What you need to do:
Repeat the listing in full. Nothing may be added or left out.

**** Items ****

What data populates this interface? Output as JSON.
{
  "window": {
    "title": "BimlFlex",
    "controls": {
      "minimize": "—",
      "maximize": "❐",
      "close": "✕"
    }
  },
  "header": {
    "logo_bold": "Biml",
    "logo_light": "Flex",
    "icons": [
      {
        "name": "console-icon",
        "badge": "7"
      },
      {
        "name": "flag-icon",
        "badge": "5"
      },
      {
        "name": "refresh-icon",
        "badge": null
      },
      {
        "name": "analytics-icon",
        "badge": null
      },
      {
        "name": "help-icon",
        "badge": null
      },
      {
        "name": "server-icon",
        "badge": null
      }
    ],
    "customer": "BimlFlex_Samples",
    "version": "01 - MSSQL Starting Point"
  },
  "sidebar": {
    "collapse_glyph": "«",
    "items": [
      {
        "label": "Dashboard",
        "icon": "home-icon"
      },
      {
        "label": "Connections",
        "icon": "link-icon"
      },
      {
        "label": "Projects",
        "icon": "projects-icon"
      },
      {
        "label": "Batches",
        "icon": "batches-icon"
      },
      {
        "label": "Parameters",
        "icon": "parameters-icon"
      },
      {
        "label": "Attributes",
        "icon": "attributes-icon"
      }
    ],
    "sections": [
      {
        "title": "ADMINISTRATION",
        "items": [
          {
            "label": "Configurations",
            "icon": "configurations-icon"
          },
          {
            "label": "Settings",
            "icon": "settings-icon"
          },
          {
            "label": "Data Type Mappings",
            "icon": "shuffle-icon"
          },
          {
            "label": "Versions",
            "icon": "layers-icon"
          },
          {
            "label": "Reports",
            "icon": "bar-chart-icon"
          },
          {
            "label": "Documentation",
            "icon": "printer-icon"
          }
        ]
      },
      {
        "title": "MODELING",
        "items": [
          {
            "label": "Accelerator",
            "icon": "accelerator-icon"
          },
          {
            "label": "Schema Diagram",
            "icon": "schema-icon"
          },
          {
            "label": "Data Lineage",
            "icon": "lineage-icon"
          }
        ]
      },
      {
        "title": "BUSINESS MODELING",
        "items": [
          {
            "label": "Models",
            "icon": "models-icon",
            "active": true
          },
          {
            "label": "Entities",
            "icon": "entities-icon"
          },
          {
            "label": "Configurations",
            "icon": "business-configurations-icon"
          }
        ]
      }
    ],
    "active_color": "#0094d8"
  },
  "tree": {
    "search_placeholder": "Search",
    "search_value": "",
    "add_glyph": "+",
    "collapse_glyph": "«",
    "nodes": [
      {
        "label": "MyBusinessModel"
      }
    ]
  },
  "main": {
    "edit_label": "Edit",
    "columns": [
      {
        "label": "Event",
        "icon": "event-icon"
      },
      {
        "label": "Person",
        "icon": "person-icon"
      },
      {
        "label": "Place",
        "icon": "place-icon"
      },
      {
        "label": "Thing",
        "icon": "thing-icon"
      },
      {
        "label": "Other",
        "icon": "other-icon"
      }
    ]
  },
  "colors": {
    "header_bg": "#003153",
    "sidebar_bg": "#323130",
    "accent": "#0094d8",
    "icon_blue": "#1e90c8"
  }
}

****

Solved problem:
What data populates this interface? Output as JSON.
{
  "window": {
    "title": "BimlFlex",
    "controls": {
      "minimize": "—",
      "maximize": "❐",
      "close": "✕"
    }
  },
  "header": {
    "logo_bold": "Biml",
    "logo_light": "Flex",
    "icons": [
      {
        "name": "console-icon",
        "badge": "7"
      },
      {
        "name": "flag-icon",
        "badge": "5"
      },
      {
        "name": "refresh-icon",
        "badge": null
      },
      {
        "name": "analytics-icon",
        "badge": null
      },
      {
        "name": "help-icon",
        "badge": null
      },
      {
        "name": "server-icon",
        "badge": null
      }
    ],
    "customer": "BimlFlex_Samples",
    "version": "01 - MSSQL Starting Point"
  },
  "sidebar": {
    "collapse_glyph": "«",
    "items": [
      {
        "label": "Dashboard",
        "icon": "home-icon"
      },
      {
        "label": "Connections",
        "icon": "link-icon"
      },
      {
        "label": "Projects",
        "icon": "projects-icon"
      },
      {
        "label": "Batches",
        "icon": "batches-icon"
      },
      {
        "label": "Parameters",
        "icon": "parameters-icon"
      },
      {
        "label": "Attributes",
        "icon": "attributes-icon"
      }
    ],
    "sections": [
      {
        "title": "ADMINISTRATION",
        "items": [
          {
            "label": "Configurations",
            "icon": "configurations-icon"
          },
          {
            "label": "Settings",
            "icon": "settings-icon"
          },
          {
            "label": "Data Type Mappings",
            "icon": "shuffle-icon"
          },
          {
            "label": "Versions",
            "icon": "layers-icon"
          },
          {
            "label": "Reports",
            "icon": "bar-chart-icon"
          },
          {
            "label": "Documentation",
            "icon": "printer-icon"
          }
        ]
      },
      {
        "title": "MODELING",
        "items": [
          {
            "label": "Accelerator",
            "icon": "accelerator-icon"
          },
          {
            "label": "Schema Diagram",
            "icon": "schema-icon"
          },
          {
            "label": "Data Lineage",
            "icon": "lineage-icon"
          }
        ]
      },
      {
        "title": "BUSINESS MODELING",
        "items": [
          {
            "label": "Models",
            "icon": "models-icon",
            "active": true
          },
          {
            "label": "Entities",
            "icon": "entities-icon"
          },
          {
            "label": "Configurations",
            "icon": "business-configurations-icon"
          }
        ]
      }
    ],
    "active_color": "#0094d8"
  },
  "tree": {
    "search_placeholder": "Search",
    "search_value": "",
    "add_glyph": "+",
    "collapse_glyph": "«",
    "nodes": [
      {
        "label": "MyBusinessModel"
      }
    ]
  },
  "main": {
    "edit_label": "Edit",
    "columns": [
      {
        "label": "Event",
        "icon": "event-icon"
      },
      {
        "label": "Person",
        "icon": "person-icon"
      },
      {
        "label": "Place",
        "icon": "place-icon"
      },
      {
        "label": "Thing",
        "icon": "thing-icon"
      },
      {
        "label": "Other",
        "icon": "other-icon"
      }
    ]
  },
  "colors": {
    "header_bg": "#003153",
    "sidebar_bg": "#323130",
    "accent": "#0094d8",
    "icon_blue": "#1e90c8"
  }
}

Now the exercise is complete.